→ **Set problem**
From the first line through the line containing "swh-value: 5.95 (284, 64, 306, 75)", substitute "island-marker" for "island-dot" and give those lines again with everything else unchanged.

→ **Records taken from a collection**
-------
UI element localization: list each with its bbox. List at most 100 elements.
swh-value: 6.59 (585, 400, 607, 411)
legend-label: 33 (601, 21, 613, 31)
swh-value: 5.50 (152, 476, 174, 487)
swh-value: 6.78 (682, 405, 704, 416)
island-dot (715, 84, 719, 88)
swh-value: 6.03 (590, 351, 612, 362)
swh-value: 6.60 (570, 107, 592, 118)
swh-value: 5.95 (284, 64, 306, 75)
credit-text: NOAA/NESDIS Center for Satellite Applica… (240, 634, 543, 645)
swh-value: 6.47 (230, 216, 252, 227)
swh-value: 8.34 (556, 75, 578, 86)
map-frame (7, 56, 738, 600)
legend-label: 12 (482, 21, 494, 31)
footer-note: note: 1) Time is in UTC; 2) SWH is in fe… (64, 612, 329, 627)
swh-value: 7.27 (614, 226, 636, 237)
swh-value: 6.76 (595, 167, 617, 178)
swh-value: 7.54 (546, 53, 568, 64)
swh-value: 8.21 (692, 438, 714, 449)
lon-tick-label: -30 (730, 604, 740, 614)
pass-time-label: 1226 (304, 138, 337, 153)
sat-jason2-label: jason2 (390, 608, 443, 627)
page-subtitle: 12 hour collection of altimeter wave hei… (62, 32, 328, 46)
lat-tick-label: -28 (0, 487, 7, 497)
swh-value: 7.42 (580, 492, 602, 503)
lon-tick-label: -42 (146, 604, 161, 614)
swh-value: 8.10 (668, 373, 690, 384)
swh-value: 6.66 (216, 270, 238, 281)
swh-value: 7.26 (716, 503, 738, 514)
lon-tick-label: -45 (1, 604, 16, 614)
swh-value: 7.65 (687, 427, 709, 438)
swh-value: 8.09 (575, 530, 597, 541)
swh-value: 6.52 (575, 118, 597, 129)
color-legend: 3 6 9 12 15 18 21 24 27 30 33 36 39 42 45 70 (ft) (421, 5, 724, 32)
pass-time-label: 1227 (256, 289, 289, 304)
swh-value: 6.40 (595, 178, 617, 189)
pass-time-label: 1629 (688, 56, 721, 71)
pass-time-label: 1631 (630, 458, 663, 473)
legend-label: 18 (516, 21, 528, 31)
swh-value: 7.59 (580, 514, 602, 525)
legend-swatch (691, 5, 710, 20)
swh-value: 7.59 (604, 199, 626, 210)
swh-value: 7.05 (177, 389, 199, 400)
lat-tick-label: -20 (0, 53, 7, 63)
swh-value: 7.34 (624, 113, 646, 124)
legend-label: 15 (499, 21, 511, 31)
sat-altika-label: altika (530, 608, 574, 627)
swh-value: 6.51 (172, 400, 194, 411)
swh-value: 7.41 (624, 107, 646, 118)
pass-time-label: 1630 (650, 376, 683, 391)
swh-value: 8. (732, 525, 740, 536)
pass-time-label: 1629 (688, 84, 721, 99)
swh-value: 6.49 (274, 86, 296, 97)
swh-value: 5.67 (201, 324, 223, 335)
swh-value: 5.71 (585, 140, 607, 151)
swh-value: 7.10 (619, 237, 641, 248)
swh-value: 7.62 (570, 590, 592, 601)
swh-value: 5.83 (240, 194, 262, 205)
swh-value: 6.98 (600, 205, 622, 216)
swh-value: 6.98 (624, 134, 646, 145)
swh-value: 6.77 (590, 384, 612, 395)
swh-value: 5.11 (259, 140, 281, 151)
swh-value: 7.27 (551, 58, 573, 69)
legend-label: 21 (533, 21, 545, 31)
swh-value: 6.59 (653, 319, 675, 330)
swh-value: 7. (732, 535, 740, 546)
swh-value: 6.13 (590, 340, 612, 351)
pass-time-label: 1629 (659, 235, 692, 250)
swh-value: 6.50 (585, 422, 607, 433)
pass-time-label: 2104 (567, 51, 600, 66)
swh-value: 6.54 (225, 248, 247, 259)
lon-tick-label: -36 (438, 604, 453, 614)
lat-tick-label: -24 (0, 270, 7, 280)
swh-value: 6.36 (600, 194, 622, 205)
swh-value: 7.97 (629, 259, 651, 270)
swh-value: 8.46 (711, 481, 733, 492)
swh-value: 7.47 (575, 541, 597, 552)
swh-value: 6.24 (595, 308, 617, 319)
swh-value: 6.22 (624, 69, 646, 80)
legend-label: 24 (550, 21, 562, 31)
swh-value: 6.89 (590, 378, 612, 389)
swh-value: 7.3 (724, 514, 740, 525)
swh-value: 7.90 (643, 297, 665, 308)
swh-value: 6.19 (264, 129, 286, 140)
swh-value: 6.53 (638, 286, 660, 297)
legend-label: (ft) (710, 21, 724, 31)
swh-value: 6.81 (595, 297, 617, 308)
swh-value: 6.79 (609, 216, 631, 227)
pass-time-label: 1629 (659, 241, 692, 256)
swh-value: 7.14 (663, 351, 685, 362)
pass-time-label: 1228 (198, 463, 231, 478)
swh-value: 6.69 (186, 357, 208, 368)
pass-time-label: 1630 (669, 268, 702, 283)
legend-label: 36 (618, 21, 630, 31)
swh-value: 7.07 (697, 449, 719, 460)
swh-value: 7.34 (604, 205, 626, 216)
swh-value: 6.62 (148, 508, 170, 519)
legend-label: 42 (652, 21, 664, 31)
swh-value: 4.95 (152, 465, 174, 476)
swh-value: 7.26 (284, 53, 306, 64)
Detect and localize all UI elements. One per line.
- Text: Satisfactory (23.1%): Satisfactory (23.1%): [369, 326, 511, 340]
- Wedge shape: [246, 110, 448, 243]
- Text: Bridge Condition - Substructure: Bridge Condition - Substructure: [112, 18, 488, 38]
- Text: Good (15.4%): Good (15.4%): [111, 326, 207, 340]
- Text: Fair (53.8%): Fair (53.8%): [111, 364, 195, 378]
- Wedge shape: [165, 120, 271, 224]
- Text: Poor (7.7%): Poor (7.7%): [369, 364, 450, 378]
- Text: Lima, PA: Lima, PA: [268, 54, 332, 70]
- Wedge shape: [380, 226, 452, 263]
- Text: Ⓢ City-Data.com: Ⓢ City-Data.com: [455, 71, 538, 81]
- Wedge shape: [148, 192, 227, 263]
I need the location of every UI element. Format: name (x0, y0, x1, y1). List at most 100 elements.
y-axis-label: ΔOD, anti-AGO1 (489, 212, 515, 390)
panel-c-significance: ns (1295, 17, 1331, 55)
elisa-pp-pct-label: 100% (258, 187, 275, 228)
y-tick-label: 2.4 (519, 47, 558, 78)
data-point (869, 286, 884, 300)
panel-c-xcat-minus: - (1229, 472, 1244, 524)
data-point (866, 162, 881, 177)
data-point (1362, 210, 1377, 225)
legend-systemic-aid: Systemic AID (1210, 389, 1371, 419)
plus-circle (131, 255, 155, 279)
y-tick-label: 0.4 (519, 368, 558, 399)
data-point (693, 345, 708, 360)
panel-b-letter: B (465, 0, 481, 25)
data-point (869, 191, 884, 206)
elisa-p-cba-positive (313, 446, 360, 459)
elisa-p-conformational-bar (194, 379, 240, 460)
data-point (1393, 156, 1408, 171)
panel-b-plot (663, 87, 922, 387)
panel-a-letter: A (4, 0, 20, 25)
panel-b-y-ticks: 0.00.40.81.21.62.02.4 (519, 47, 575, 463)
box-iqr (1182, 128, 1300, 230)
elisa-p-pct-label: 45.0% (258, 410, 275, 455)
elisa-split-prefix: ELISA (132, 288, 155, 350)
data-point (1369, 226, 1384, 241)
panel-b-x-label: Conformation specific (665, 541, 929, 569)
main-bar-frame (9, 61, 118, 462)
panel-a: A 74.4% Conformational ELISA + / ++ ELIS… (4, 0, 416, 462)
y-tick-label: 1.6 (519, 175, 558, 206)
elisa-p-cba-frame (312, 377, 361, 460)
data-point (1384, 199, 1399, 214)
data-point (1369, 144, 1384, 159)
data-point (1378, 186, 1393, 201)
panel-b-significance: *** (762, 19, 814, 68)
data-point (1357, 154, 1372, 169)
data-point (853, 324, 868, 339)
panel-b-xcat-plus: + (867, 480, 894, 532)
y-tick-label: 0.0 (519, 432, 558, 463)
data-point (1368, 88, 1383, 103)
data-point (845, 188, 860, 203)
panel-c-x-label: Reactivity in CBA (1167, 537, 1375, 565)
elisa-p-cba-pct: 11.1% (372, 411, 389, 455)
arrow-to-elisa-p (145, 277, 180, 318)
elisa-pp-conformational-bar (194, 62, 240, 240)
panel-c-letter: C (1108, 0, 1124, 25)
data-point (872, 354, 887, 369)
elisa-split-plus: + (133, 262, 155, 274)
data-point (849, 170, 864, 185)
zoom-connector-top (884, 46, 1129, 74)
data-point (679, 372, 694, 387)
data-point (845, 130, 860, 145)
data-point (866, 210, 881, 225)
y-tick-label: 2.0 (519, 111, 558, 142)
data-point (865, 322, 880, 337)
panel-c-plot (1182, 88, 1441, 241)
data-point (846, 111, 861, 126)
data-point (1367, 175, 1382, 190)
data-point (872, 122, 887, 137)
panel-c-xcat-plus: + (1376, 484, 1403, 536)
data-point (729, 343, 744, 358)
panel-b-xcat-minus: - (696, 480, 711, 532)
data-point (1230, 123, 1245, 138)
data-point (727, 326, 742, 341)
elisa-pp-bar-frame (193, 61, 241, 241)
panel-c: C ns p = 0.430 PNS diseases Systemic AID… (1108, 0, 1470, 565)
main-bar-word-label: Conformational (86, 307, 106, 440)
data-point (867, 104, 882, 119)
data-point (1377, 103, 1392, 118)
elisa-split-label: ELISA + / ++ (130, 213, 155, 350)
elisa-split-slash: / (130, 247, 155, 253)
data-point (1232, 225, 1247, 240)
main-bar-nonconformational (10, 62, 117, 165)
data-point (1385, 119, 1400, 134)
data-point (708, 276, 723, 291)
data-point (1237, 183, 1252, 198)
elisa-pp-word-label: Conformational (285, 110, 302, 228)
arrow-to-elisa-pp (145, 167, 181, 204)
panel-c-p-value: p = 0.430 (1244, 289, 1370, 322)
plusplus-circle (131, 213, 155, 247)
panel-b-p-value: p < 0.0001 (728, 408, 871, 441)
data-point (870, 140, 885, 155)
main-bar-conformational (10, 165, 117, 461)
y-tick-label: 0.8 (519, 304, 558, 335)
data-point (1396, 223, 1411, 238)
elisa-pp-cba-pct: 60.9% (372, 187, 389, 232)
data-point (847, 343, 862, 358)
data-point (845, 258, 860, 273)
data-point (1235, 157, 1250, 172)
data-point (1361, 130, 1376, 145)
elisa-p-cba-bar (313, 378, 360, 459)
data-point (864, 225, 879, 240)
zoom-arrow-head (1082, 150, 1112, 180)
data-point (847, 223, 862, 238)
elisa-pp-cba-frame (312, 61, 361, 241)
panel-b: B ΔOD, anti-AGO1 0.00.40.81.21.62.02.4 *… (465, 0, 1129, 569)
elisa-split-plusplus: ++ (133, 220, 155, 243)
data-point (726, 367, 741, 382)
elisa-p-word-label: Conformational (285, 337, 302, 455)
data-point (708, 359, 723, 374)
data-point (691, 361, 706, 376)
-------
→ **The completed task**
UI element localization: list each with its bbox. List at most 100 elements.
swh-value: 6.59 (585, 400, 607, 411)
legend-label: 33 (601, 21, 613, 31)
swh-value: 5.50 (152, 476, 174, 487)
swh-value: 6.78 (682, 405, 704, 416)
island-marker (715, 84, 719, 88)
swh-value: 6.03 (590, 351, 612, 362)
swh-value: 6.60 (570, 107, 592, 118)
swh-value: 5.95 (284, 64, 306, 75)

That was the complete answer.